_Your instructions_. Scan the entries below. Report each line where the string "protein" occurs.

-- -- --

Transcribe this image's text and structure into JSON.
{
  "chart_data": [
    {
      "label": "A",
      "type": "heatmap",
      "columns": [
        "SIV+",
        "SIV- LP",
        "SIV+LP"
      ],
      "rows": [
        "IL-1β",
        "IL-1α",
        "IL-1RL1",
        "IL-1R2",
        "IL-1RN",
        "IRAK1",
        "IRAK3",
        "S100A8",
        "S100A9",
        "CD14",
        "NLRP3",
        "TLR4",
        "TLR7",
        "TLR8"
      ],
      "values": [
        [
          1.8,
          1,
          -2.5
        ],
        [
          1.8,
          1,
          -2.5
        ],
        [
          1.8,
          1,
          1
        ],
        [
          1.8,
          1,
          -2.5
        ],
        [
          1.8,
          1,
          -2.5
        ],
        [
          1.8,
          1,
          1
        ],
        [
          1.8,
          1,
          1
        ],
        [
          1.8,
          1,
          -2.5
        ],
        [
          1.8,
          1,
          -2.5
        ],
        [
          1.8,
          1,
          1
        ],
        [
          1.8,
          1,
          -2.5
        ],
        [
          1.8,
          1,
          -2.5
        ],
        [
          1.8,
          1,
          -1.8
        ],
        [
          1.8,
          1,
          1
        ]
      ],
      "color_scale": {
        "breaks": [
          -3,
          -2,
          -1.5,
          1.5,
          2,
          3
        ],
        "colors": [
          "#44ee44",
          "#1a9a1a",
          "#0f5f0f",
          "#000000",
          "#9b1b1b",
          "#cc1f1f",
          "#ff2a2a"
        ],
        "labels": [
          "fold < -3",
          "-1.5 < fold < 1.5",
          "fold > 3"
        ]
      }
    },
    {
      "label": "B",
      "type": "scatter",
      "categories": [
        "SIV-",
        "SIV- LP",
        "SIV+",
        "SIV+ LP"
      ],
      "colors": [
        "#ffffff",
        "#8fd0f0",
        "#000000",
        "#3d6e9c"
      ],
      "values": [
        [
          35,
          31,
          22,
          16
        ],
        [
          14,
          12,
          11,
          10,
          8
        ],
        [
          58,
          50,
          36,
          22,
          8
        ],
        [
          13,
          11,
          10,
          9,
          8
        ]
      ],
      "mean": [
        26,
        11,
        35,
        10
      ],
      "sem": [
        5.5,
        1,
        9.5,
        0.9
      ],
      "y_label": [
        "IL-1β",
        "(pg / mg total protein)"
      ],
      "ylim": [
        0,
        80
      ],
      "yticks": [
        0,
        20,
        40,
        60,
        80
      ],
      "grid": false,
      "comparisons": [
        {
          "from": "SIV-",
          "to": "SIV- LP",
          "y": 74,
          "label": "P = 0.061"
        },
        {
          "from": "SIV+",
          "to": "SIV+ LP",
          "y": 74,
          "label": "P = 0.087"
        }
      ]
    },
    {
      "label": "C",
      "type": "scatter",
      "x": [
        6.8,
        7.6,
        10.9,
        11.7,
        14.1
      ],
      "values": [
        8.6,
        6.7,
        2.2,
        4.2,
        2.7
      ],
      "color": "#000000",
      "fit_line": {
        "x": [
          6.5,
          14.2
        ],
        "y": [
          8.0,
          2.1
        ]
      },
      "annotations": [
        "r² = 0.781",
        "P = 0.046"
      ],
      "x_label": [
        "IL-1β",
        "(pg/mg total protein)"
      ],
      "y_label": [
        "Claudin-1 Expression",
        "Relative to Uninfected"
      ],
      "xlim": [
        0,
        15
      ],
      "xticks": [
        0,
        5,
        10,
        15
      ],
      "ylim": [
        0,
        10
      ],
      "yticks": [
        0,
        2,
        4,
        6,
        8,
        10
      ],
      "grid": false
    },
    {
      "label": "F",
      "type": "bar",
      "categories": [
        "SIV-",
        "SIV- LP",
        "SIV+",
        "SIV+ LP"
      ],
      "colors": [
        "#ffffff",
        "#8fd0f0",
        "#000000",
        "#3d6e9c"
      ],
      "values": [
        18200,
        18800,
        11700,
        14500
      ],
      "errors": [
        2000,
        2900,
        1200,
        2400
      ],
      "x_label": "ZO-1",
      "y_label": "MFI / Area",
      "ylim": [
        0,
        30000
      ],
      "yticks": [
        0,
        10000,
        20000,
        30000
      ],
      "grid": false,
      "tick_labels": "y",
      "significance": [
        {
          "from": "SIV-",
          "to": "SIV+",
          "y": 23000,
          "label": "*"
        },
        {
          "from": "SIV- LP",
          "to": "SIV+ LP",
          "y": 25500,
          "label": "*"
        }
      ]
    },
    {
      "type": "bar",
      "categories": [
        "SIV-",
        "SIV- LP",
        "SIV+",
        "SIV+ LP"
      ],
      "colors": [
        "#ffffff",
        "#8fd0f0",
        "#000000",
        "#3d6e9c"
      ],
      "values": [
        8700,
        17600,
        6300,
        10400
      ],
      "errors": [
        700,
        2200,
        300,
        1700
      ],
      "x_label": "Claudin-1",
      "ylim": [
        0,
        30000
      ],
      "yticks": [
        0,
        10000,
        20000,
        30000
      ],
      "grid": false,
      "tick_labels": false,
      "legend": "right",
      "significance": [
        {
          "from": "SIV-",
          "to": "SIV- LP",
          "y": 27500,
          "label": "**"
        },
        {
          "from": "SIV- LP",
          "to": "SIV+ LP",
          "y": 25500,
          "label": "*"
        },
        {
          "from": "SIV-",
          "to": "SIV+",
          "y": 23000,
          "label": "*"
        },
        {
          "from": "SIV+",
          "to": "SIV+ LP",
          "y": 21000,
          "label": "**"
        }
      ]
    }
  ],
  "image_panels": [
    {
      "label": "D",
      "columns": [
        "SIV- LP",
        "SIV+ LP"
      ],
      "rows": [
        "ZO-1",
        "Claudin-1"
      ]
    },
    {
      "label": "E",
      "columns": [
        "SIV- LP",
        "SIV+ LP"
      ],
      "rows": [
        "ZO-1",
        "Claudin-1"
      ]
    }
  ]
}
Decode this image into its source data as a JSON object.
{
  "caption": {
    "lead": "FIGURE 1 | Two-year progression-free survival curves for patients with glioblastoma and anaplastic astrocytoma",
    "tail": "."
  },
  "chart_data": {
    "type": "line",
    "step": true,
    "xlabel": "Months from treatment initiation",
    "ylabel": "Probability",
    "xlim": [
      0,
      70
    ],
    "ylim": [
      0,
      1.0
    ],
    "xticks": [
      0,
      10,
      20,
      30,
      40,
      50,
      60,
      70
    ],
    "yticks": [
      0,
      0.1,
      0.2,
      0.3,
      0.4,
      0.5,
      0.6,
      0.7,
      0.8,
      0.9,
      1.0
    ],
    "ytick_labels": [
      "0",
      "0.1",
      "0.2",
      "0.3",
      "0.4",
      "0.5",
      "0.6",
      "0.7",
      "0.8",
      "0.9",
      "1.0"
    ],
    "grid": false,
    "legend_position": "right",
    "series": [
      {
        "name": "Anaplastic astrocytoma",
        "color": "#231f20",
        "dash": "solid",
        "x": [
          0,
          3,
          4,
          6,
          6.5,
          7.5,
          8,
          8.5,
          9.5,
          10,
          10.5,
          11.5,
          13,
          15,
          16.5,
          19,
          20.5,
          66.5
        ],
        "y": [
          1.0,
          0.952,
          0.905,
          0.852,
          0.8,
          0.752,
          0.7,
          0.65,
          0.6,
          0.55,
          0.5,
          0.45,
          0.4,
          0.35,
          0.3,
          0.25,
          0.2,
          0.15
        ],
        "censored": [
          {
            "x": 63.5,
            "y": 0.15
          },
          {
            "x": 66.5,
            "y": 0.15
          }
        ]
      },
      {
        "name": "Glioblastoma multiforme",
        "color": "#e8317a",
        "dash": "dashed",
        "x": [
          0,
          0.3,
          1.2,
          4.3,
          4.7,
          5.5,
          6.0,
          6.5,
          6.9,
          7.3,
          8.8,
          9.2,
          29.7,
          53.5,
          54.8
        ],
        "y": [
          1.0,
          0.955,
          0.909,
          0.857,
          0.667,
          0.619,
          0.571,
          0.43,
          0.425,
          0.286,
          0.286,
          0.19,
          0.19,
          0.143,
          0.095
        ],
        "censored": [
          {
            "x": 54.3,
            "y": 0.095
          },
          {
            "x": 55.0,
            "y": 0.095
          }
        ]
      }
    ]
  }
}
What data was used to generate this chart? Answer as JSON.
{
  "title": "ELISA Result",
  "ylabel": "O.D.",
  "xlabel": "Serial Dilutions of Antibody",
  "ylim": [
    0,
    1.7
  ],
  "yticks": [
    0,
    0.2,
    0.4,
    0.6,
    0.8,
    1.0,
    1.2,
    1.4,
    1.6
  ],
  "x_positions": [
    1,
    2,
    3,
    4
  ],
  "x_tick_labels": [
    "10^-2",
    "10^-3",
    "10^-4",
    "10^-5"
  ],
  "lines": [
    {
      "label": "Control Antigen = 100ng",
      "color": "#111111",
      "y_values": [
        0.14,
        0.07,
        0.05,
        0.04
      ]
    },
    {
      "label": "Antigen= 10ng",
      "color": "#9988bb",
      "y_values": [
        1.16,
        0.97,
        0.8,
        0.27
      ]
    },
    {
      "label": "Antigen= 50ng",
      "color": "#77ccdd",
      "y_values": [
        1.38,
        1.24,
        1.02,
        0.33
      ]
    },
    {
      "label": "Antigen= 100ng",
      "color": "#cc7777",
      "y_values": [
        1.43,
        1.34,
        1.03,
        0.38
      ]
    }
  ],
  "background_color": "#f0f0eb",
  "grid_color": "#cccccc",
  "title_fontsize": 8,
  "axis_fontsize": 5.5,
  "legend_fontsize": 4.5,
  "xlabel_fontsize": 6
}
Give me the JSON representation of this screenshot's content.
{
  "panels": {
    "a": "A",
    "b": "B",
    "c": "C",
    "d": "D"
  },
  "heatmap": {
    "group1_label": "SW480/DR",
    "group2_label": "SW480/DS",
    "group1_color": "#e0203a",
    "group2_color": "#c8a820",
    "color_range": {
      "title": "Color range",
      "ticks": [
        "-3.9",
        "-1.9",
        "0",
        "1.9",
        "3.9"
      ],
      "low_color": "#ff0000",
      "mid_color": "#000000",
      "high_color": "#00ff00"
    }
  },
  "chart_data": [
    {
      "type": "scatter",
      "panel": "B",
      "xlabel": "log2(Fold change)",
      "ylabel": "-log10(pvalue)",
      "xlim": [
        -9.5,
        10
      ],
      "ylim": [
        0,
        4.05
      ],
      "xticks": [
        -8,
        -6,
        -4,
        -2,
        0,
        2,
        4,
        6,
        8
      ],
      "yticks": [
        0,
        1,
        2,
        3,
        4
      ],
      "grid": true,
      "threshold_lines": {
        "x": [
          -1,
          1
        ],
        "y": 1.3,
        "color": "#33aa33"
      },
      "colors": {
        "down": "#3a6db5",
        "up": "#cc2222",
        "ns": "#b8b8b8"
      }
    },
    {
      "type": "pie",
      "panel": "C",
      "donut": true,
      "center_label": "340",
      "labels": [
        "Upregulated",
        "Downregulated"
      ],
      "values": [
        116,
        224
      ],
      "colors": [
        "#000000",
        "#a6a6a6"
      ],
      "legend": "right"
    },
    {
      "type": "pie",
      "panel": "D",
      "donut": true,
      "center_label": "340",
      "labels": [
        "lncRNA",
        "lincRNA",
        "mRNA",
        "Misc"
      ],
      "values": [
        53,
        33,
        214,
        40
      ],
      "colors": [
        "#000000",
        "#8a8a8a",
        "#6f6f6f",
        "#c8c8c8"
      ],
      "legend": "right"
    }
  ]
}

-- -- --

_Answer space_.
        "(pg / mg total protein)"
        "(pg/mg total protein)"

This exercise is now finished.